[WHAT THE EXERCISE ASKS]
Faithfully return all lines, omitting every embedded picture.
>> begin MATERIAL TO PROCESS
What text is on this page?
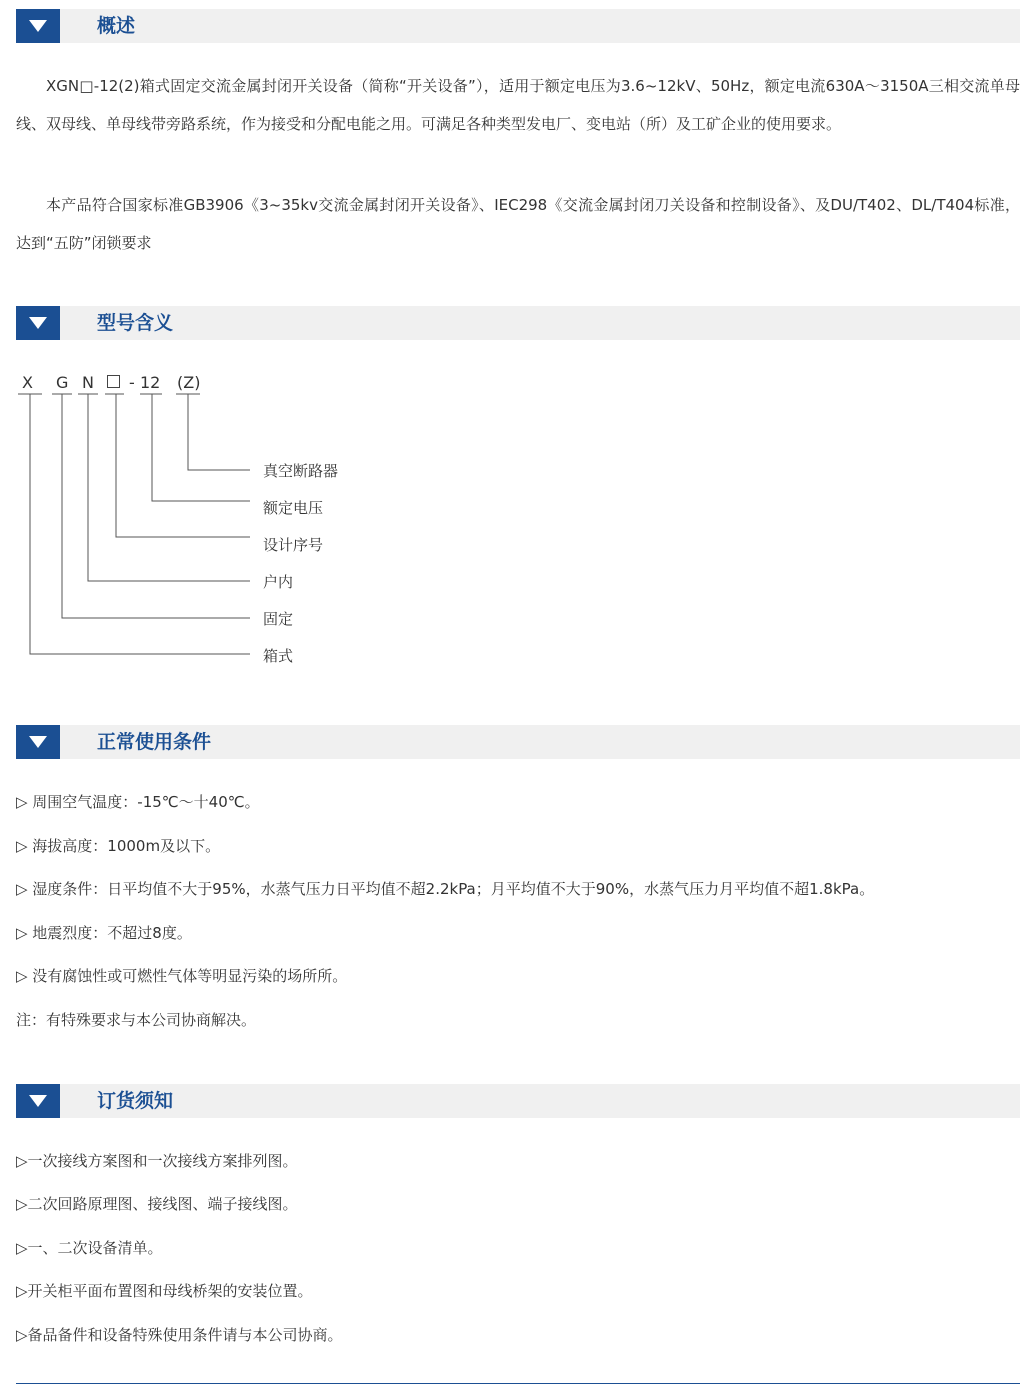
概述

XGN□-12(2)箱式固定交流金属封闭开关设备（简称“开关设备”），适用于额定电压为3.6~12kV、50Hz，额定电流630A～3150A三相交流单母线、双母线、单母线带旁路系统，作为接受和分配电能之用。可满足各种类型发电厂、变电站（所）及工矿企业的使用要求。

本产品符合国家标准GB3906《3~35kv交流金属封闭开关设备》、IEC298《交流金属封闭刀关设备和控制设备》、及DU/T402、DL/T404标准，达到“五防”闭锁要求

型号含义
X G N - 12 (Z)
真空断路器
额定电压
设计序号
户内
固定
箱式
正常使用条件
▷ 周围空气温度：-15℃～十40℃。
▷ 海拔高度：1000m及以下。
▷ 湿度条件：日平均值不大于95%，水蒸气压力日平均值不超2.2kPa；月平均值不大于90%，水蒸气压力月平均值不超1.8kPa。
▷ 地震烈度：不超过8度。
▷ 没有腐蚀性或可燃性气体等明显污染的场所所。
注：有特殊要求与本公司协商解决。
订货须知
▷一次接线方案图和一次接线方案排列图。
▷二次回路原理图、接线图、端子接线图。
▷一、二次设备清单。
▷开关柜平面布置图和母线桥架的安装位置。
▷备品备件和设备特殊使用条件请与本公司协商。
>> end MATERIAL TO PROCESS
[RESULT]
What text is on this page?
概述

XGN□-12(2)箱式固定交流金属封闭开关设备（简称“开关设备”），适用于额定电压为3.6~12kV、50Hz，额定电流630A～3150A三相交流单母线、双母线、单母线带旁路系统，作为接受和分配电能之用。可满足各种类型发电厂、变电站（所）及工矿企业的使用要求。

本产品符合国家标准GB3906《3~35kv交流金属封闭开关设备》、IEC298《交流金属封闭刀关设备和控制设备》、及DU/T402、DL/T404标准，达到“五防”闭锁要求

型号含义
X G N - 12 (Z)
真空断路器
额定电压
设计序号
户内
固定
箱式
正常使用条件
▷ 周围空气温度：-15℃～十40℃。
▷ 海拔高度：1000m及以下。
▷ 湿度条件：日平均值不大于95%，水蒸气压力日平均值不超2.2kPa；月平均值不大于90%，水蒸气压力月平均值不超1.8kPa。
▷ 地震烈度：不超过8度。
▷ 没有腐蚀性或可燃性气体等明显污染的场所所。
注：有特殊要求与本公司协商解决。
订货须知
▷一次接线方案图和一次接线方案排列图。
▷二次回路原理图、接线图、端子接线图。
▷一、二次设备清单。
▷开关柜平面布置图和母线桥架的安装位置。
▷备品备件和设备特殊使用条件请与本公司协商。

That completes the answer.